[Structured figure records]
####################

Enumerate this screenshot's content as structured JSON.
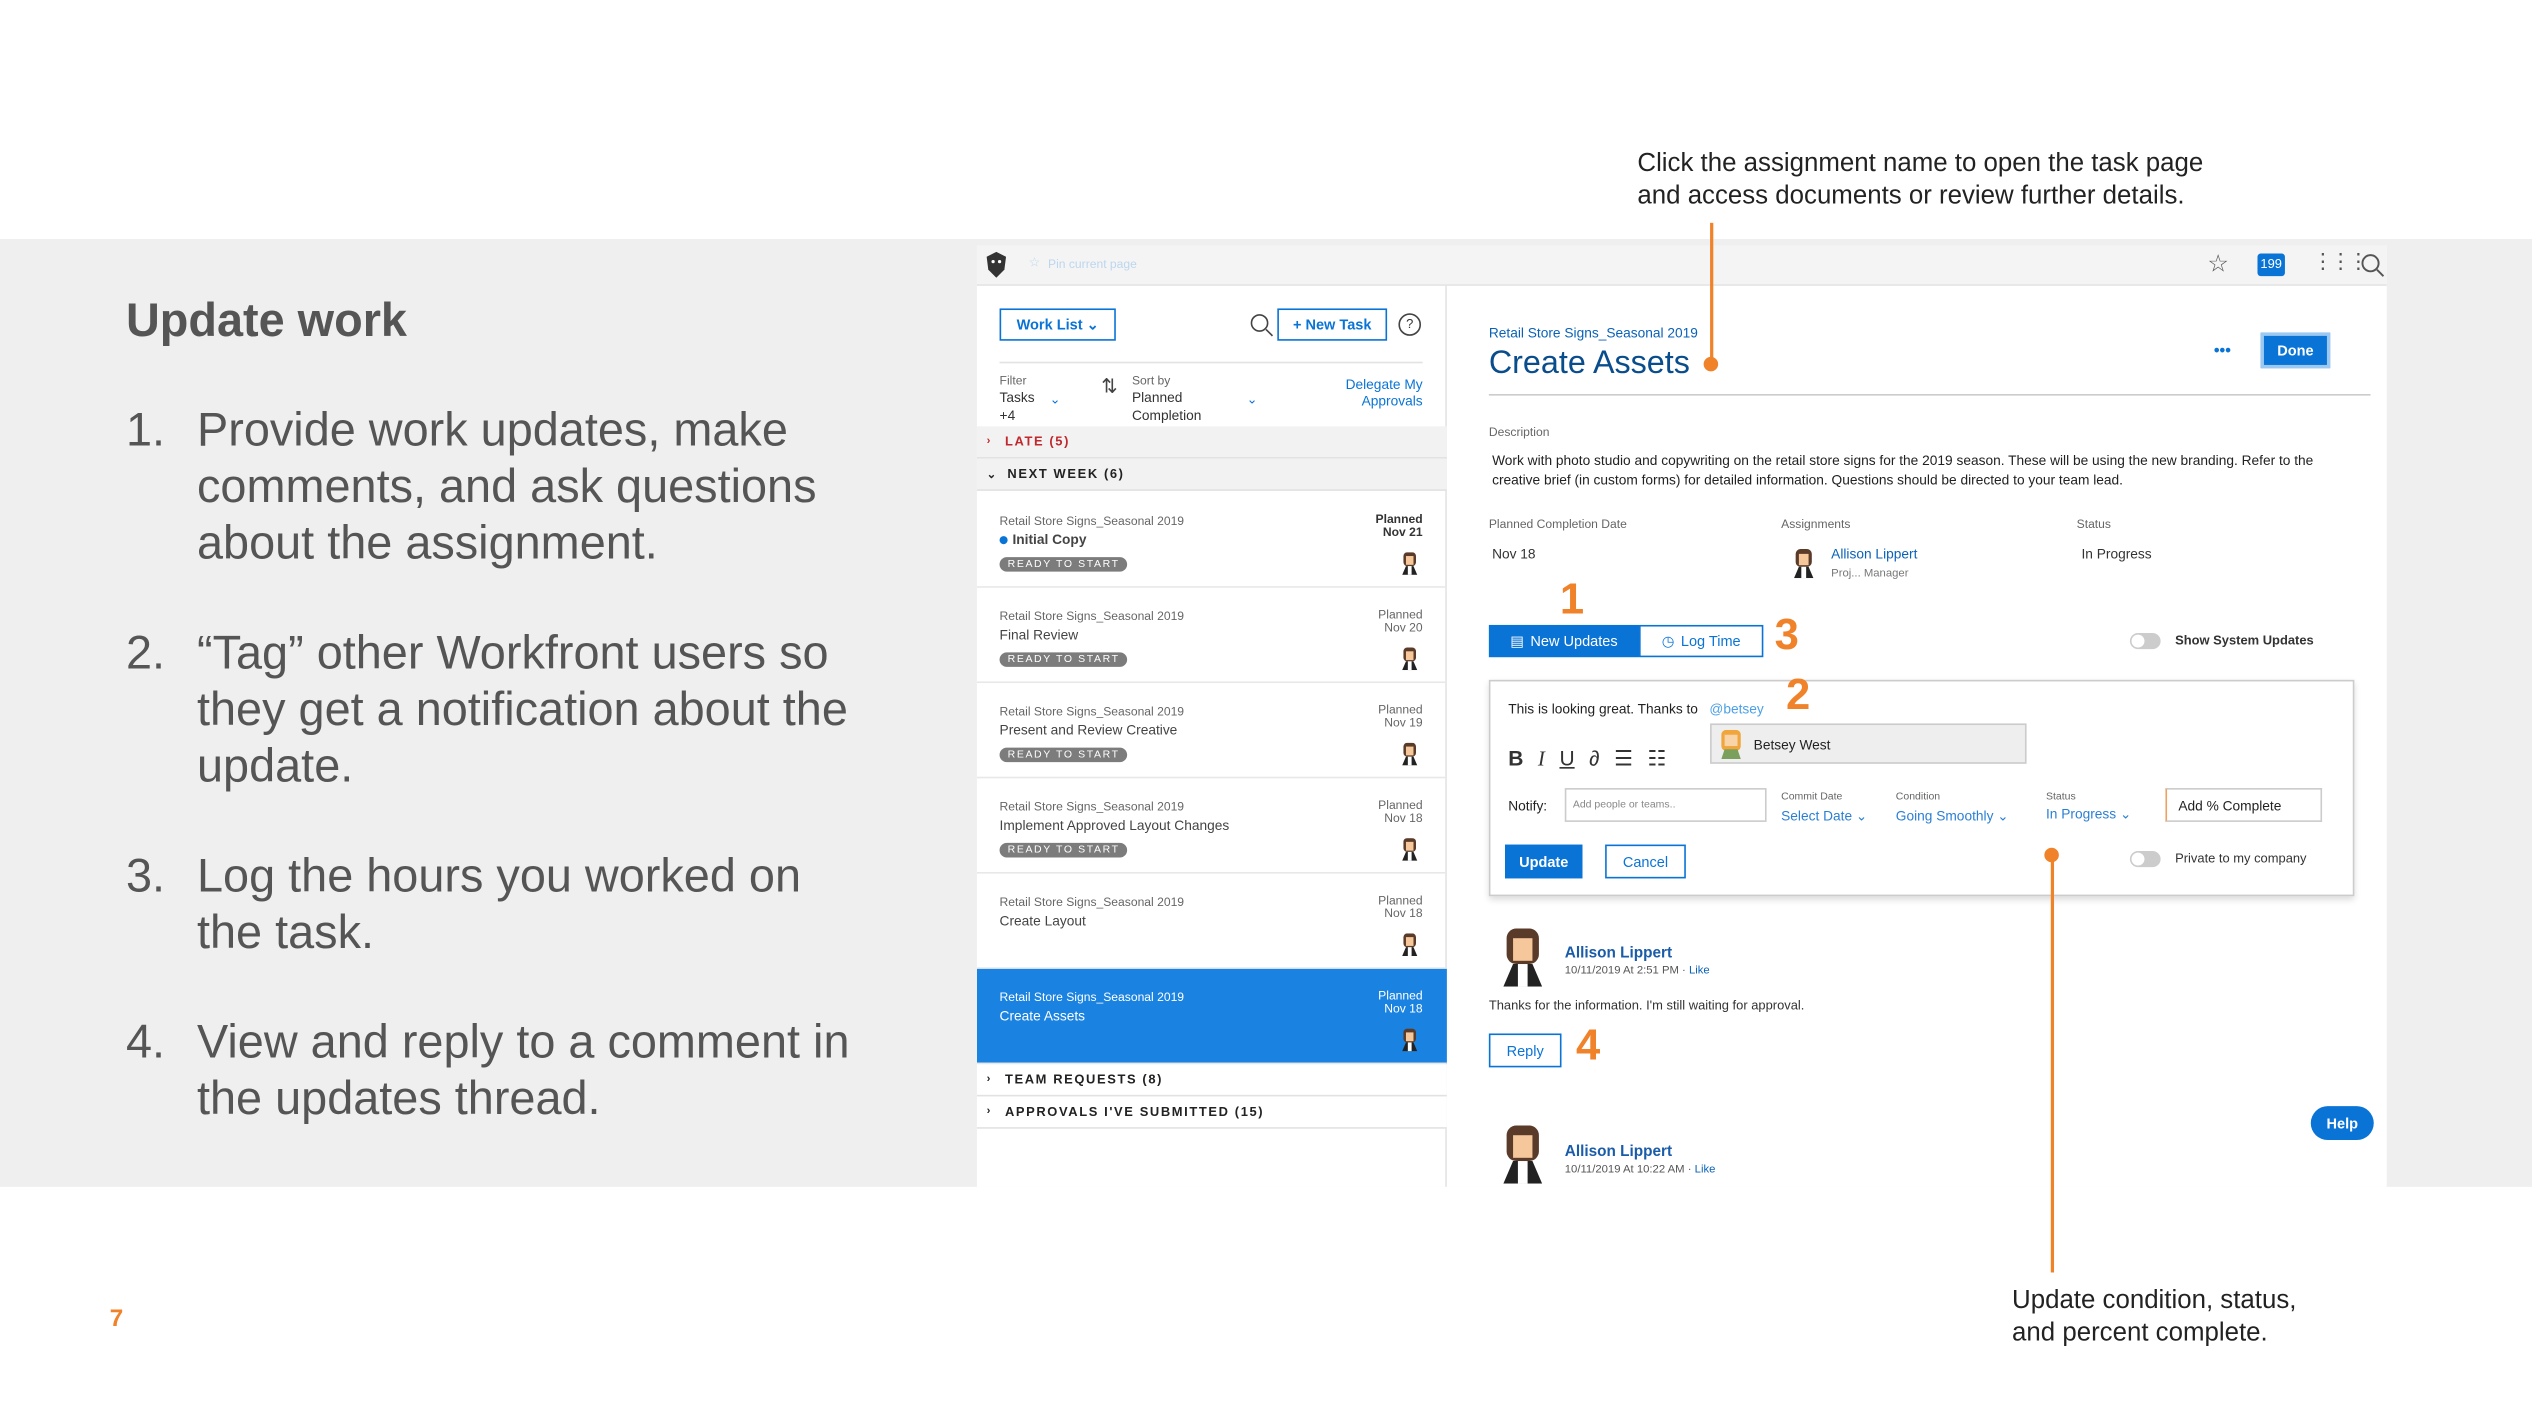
{
  "slide": {
    "title": "Update work",
    "page_number": "7",
    "steps": [
      {
        "n": "1.",
        "text": "Provide work updates, make comments, and ask questions about the assignment."
      },
      {
        "n": "2.",
        "text": "“Tag” other Workfront users so they get a notification about the update."
      },
      {
        "n": "3.",
        "text": "Log the hours you worked on the task."
      },
      {
        "n": "4.",
        "text": "View and reply to a comment in the updates thread."
      }
    ],
    "callout_top": [
      "Click the assignment name to open the task page",
      "and access documents or review further details."
    ],
    "callout_bottom": [
      "Update condition, status,",
      "and percent complete."
    ],
    "markers": [
      "1",
      "2",
      "3",
      "4"
    ],
    "accent": "#f0822a"
  },
  "app": {
    "topbar": {
      "pin": "Pin current page",
      "notifications": "199",
      "icons": [
        "logo-icon",
        "pin-icon",
        "star-icon",
        "grid-icon",
        "search-icon"
      ]
    },
    "left": {
      "worklist": "Work List",
      "new_task": "+ New Task",
      "help": "?",
      "filter_label": "Filter",
      "filter_value": "Tasks",
      "filter_more": "+4",
      "sort_label": "Sort by",
      "sort_value": "Planned Completion",
      "delegate": "Delegate My Approvals",
      "late": "LATE  (5)",
      "next_week": "NEXT WEEK  (6)",
      "team_requests": "TEAM REQUESTS  (8)",
      "approvals": "APPROVALS I'VE SUBMITTED  (15)",
      "tasks": [
        {
          "project": "Retail Store Signs_Seasonal 2019",
          "name": "Initial Copy",
          "badge": "READY TO START",
          "planned": "Planned",
          "date": "Nov 21",
          "unread": true
        },
        {
          "project": "Retail Store Signs_Seasonal 2019",
          "name": "Final Review",
          "badge": "READY TO START",
          "planned": "Planned",
          "date": "Nov 20"
        },
        {
          "project": "Retail Store Signs_Seasonal 2019",
          "name": "Present and Review  Creative",
          "badge": "READY TO START",
          "planned": "Planned",
          "date": "Nov 19"
        },
        {
          "project": "Retail Store Signs_Seasonal 2019",
          "name": "Implement Approved Layout Changes",
          "badge": "READY TO START",
          "planned": "Planned",
          "date": "Nov 18"
        },
        {
          "project": "Retail Store Signs_Seasonal 2019",
          "name": "Create Layout",
          "badge": "",
          "planned": "Planned",
          "date": "Nov 18"
        },
        {
          "project": "Retail Store Signs_Seasonal 2019",
          "name": "Create Assets",
          "badge": "",
          "planned": "Planned",
          "date": "Nov 18",
          "selected": true
        }
      ]
    },
    "detail": {
      "project": "Retail Store Signs_Seasonal 2019",
      "title": "Create Assets",
      "more": "•••",
      "done": "Done",
      "description_label": "Description",
      "description": "Work with photo studio and copywriting on the retail store signs for the 2019 season. These will be using the new branding. Refer to the creative brief (in custom forms) for detailed information. Questions should be directed to your team lead.",
      "planned_label": "Planned Completion Date",
      "planned_value": "Nov 18",
      "assign_label": "Assignments",
      "assignee": "Allison Lippert",
      "assignee_role": "Proj...  Manager",
      "status_label": "Status",
      "status_value": "In Progress",
      "tab_updates": "New Updates",
      "tab_log": "Log Time",
      "show_system": "Show System Updates",
      "comment_text": "This is looking great. Thanks to",
      "mention": "@betsey",
      "suggestion": "Betsey West",
      "notify_label": "Notify:",
      "notify_placeholder": "Add people or teams..",
      "commit_label": "Commit Date",
      "commit_value": "Select Date",
      "condition_label": "Condition",
      "condition_value": "Going Smoothly",
      "status2_label": "Status",
      "status2_value": "In Progress",
      "percent": "Add % Complete",
      "update": "Update",
      "cancel": "Cancel",
      "private": "Private to my company",
      "comments": [
        {
          "author": "Allison Lippert",
          "time": "10/11/2019 At 2:51 PM",
          "like": "Like",
          "text": "Thanks for the information. I'm still waiting for approval.",
          "reply": "Reply"
        },
        {
          "author": "Allison Lippert",
          "time": "10/11/2019 At 10:22 AM",
          "like": "Like"
        }
      ],
      "help": "Help"
    }
  }
}
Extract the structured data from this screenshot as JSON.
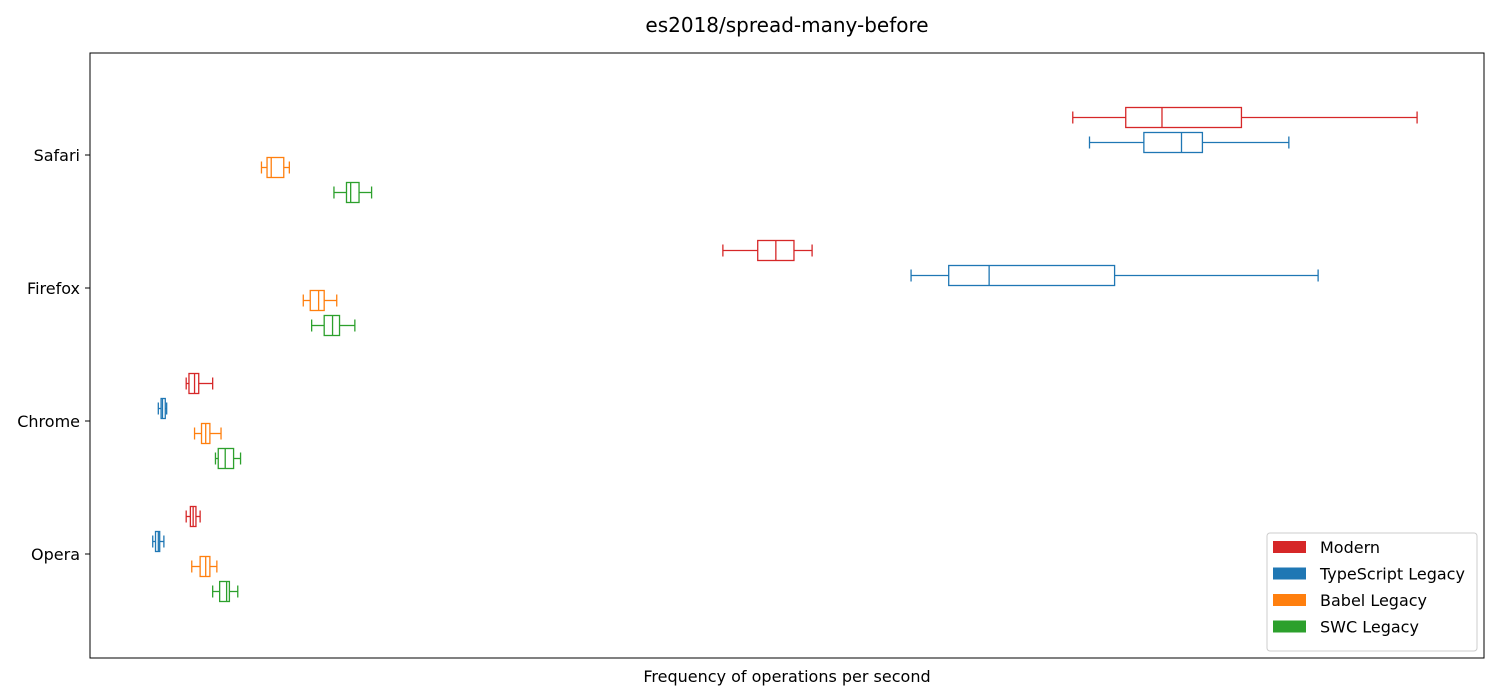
{
  "chart_data": {
    "type": "boxplot",
    "orientation": "horizontal",
    "title": "es2018/spread-many-before",
    "xlabel": "Frequency of operations per second",
    "ylabel": "",
    "x_ticks_visible": false,
    "xlim": [
      0,
      100
    ],
    "categories": [
      "Opera",
      "Chrome",
      "Firefox",
      "Safari"
    ],
    "legend": {
      "position": "lower-right"
    },
    "series": [
      {
        "name": "Modern",
        "color": "#d62728",
        "boxes": [
          {
            "category": "Opera",
            "min": 6.9,
            "q1": 7.2,
            "median": 7.4,
            "q3": 7.6,
            "max": 7.9
          },
          {
            "category": "Chrome",
            "min": 6.9,
            "q1": 7.1,
            "median": 7.5,
            "q3": 7.8,
            "max": 8.8
          },
          {
            "category": "Firefox",
            "min": 45.4,
            "q1": 47.9,
            "median": 49.2,
            "q3": 50.5,
            "max": 51.8
          },
          {
            "category": "Safari",
            "min": 70.5,
            "q1": 74.3,
            "median": 76.9,
            "q3": 82.6,
            "max": 95.2
          }
        ]
      },
      {
        "name": "TypeScript Legacy",
        "color": "#1f77b4",
        "boxes": [
          {
            "category": "Opera",
            "min": 4.5,
            "q1": 4.7,
            "median": 4.9,
            "q3": 5.0,
            "max": 5.3
          },
          {
            "category": "Chrome",
            "min": 4.9,
            "q1": 5.1,
            "median": 5.2,
            "q3": 5.4,
            "max": 5.5
          },
          {
            "category": "Firefox",
            "min": 58.9,
            "q1": 61.6,
            "median": 64.5,
            "q3": 73.5,
            "max": 88.1
          },
          {
            "category": "Safari",
            "min": 71.7,
            "q1": 75.6,
            "median": 78.3,
            "q3": 79.8,
            "max": 86.0
          }
        ]
      },
      {
        "name": "Babel Legacy",
        "color": "#ff7f0e",
        "boxes": [
          {
            "category": "Opera",
            "min": 7.3,
            "q1": 7.9,
            "median": 8.3,
            "q3": 8.6,
            "max": 9.1
          },
          {
            "category": "Chrome",
            "min": 7.5,
            "q1": 8.0,
            "median": 8.3,
            "q3": 8.6,
            "max": 9.4
          },
          {
            "category": "Firefox",
            "min": 15.3,
            "q1": 15.8,
            "median": 16.4,
            "q3": 16.8,
            "max": 17.7
          },
          {
            "category": "Safari",
            "min": 12.3,
            "q1": 12.7,
            "median": 13.0,
            "q3": 13.9,
            "max": 14.3
          }
        ]
      },
      {
        "name": "SWC Legacy",
        "color": "#2ca02c",
        "boxes": [
          {
            "category": "Opera",
            "min": 8.8,
            "q1": 9.3,
            "median": 9.8,
            "q3": 10.0,
            "max": 10.6
          },
          {
            "category": "Chrome",
            "min": 9.0,
            "q1": 9.2,
            "median": 9.7,
            "q3": 10.3,
            "max": 10.8
          },
          {
            "category": "Firefox",
            "min": 15.9,
            "q1": 16.8,
            "median": 17.4,
            "q3": 17.9,
            "max": 19.0
          },
          {
            "category": "Safari",
            "min": 17.5,
            "q1": 18.4,
            "median": 18.7,
            "q3": 19.3,
            "max": 20.2
          }
        ]
      }
    ]
  }
}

####################

Written request: The material above must be printed exactly, with its pictures left out.

Task response:
Enumerate this screenshot's content as structured JSON.
{
  "slide": {
    "title": "Update work",
    "page_number": "7",
    "steps": [
      {
        "n": "1.",
        "text": "Provide work updates, make comments, and ask questions about the assignment."
      },
      {
        "n": "2.",
        "text": "“Tag” other Workfront users so they get a notification about the update."
      },
      {
        "n": "3.",
        "text": "Log the hours you worked on the task."
      },
      {
        "n": "4.",
        "text": "View and reply to a comment in the updates thread."
      }
    ],
    "callout_top": [
      "Click the assignment name to open the task page",
      "and access documents or review further details."
    ],
    "callout_bottom": [
      "Update condition, status,",
      "and percent complete."
    ],
    "markers": [
      "1",
      "2",
      "3",
      "4"
    ],
    "accent": "#f0822a"
  },
  "app": {
    "topbar": {
      "pin": "Pin current page",
      "notifications": "199",
      "icons": [
        "logo-icon",
        "pin-icon",
        "star-icon",
        "grid-icon",
        "search-icon"
      ]
    },
    "left": {
      "worklist": "Work List",
      "new_task": "+ New Task",
      "help": "?",
      "filter_label": "Filter",
      "filter_value": "Tasks",
      "filter_more": "+4",
      "sort_label": "Sort by",
      "sort_value": "Planned Completion",
      "delegate": "Delegate My Approvals",
      "late": "LATE  (5)",
      "next_week": "NEXT WEEK  (6)",
      "team_requests": "TEAM REQUESTS  (8)",
      "approvals": "APPROVALS I'VE SUBMITTED  (15)",
      "tasks": [
        {
          "project": "Retail Store Signs_Seasonal 2019",
          "name": "Initial Copy",
          "badge": "READY TO START",
          "planned": "Planned",
          "date": "Nov 21",
          "unread": true
        },
        {
          "project": "Retail Store Signs_Seasonal 2019",
          "name": "Final Review",
          "badge": "READY TO START",
          "planned": "Planned",
          "date": "Nov 20"
        },
        {
          "project": "Retail Store Signs_Seasonal 2019",
          "name": "Present and Review  Creative",
          "badge": "READY TO START",
          "planned": "Planned",
          "date": "Nov 19"
        },
        {
          "project": "Retail Store Signs_Seasonal 2019",
          "name": "Implement Approved Layout Changes",
          "badge": "READY TO START",
          "planned": "Planned",
          "date": "Nov 18"
        },
        {
          "project": "Retail Store Signs_Seasonal 2019",
          "name": "Create Layout",
          "badge": "",
          "planned": "Planned",
          "date": "Nov 18"
        },
        {
          "project": "Retail Store Signs_Seasonal 2019",
          "name": "Create Assets",
          "badge": "",
          "planned": "Planned",
          "date": "Nov 18",
          "selected": true
        }
      ]
    },
    "detail": {
      "project": "Retail Store Signs_Seasonal 2019",
      "title": "Create Assets",
      "more": "•••",
      "done": "Done",
      "description_label": "Description",
      "description": "Work with photo studio and copywriting on the retail store signs for the 2019 season. These will be using the new branding. Refer to the creative brief (in custom forms) for detailed information. Questions should be directed to your team lead.",
      "planned_label": "Planned Completion Date",
      "planned_value": "Nov 18",
      "assign_label": "Assignments",
      "assignee": "Allison Lippert",
      "assignee_role": "Proj...  Manager",
      "status_label": "Status",
      "status_value": "In Progress",
      "tab_updates": "New Updates",
      "tab_log": "Log Time",
      "show_system": "Show System Updates",
      "comment_text": "This is looking great. Thanks to",
      "mention": "@betsey",
      "suggestion": "Betsey West",
      "notify_label": "Notify:",
      "notify_placeholder": "Add people or teams..",
      "commit_label": "Commit Date",
      "commit_value": "Select Date",
      "condition_label": "Condition",
      "condition_value": "Going Smoothly",
      "status2_label": "Status",
      "status2_value": "In Progress",
      "percent": "Add % Complete",
      "update": "Update",
      "cancel": "Cancel",
      "private": "Private to my company",
      "comments": [
        {
          "author": "Allison Lippert",
          "time": "10/11/2019 At 2:51 PM",
          "like": "Like",
          "text": "Thanks for the information. I'm still waiting for approval.",
          "reply": "Reply"
        },
        {
          "author": "Allison Lippert",
          "time": "10/11/2019 At 10:22 AM",
          "like": "Like"
        }
      ],
      "help": "Help"
    }
  }
}
Extract the structured data from this screenshot as JSON.
{
  "chart_data": {
    "type": "boxplot",
    "orientation": "horizontal",
    "title": "es2018/spread-many-before",
    "xlabel": "Frequency of operations per second",
    "ylabel": "",
    "x_ticks_visible": false,
    "xlim": [
      0,
      100
    ],
    "categories": [
      "Opera",
      "Chrome",
      "Firefox",
      "Safari"
    ],
    "legend": {
      "position": "lower-right"
    },
    "series": [
      {
        "name": "Modern",
        "color": "#d62728",
        "boxes": [
          {
            "category": "Opera",
            "min": 6.9,
            "q1": 7.2,
            "median": 7.4,
            "q3": 7.6,
            "max": 7.9
          },
          {
            "category": "Chrome",
            "min": 6.9,
            "q1": 7.1,
            "median": 7.5,
            "q3": 7.8,
            "max": 8.8
          },
          {
            "category": "Firefox",
            "min": 45.4,
            "q1": 47.9,
            "median": 49.2,
            "q3": 50.5,
            "max": 51.8
          },
          {
            "category": "Safari",
            "min": 70.5,
            "q1": 74.3,
            "median": 76.9,
            "q3": 82.6,
            "max": 95.2
          }
        ]
      },
      {
        "name": "TypeScript Legacy",
        "color": "#1f77b4",
        "boxes": [
          {
            "category": "Opera",
            "min": 4.5,
            "q1": 4.7,
            "median": 4.9,
            "q3": 5.0,
            "max": 5.3
          },
          {
            "category": "Chrome",
            "min": 4.9,
            "q1": 5.1,
            "median": 5.2,
            "q3": 5.4,
            "max": 5.5
          },
          {
            "category": "Firefox",
            "min": 58.9,
            "q1": 61.6,
            "median": 64.5,
            "q3": 73.5,
            "max": 88.1
          },
          {
            "category": "Safari",
            "min": 71.7,
            "q1": 75.6,
            "median": 78.3,
            "q3": 79.8,
            "max": 86.0
          }
        ]
      },
      {
        "name": "Babel Legacy",
        "color": "#ff7f0e",
        "boxes": [
          {
            "category": "Opera",
            "min": 7.3,
            "q1": 7.9,
            "median": 8.3,
            "q3": 8.6,
            "max": 9.1
          },
          {
            "category": "Chrome",
            "min": 7.5,
            "q1": 8.0,
            "median": 8.3,
            "q3": 8.6,
            "max": 9.4
          },
          {
            "category": "Firefox",
            "min": 15.3,
            "q1": 15.8,
            "median": 16.4,
            "q3": 16.8,
            "max": 17.7
          },
          {
            "category": "Safari",
            "min": 12.3,
            "q1": 12.7,
            "median": 13.0,
            "q3": 13.9,
            "max": 14.3
          }
        ]
      },
      {
        "name": "SWC Legacy",
        "color": "#2ca02c",
        "boxes": [
          {
            "category": "Opera",
            "min": 8.8,
            "q1": 9.3,
            "median": 9.8,
            "q3": 10.0,
            "max": 10.6
          },
          {
            "category": "Chrome",
            "min": 9.0,
            "q1": 9.2,
            "median": 9.7,
            "q3": 10.3,
            "max": 10.8
          },
          {
            "category": "Firefox",
            "min": 15.9,
            "q1": 16.8,
            "median": 17.4,
            "q3": 17.9,
            "max": 19.0
          },
          {
            "category": "Safari",
            "min": 17.5,
            "q1": 18.4,
            "median": 18.7,
            "q3": 19.3,
            "max": 20.2
          }
        ]
      }
    ]
  }
}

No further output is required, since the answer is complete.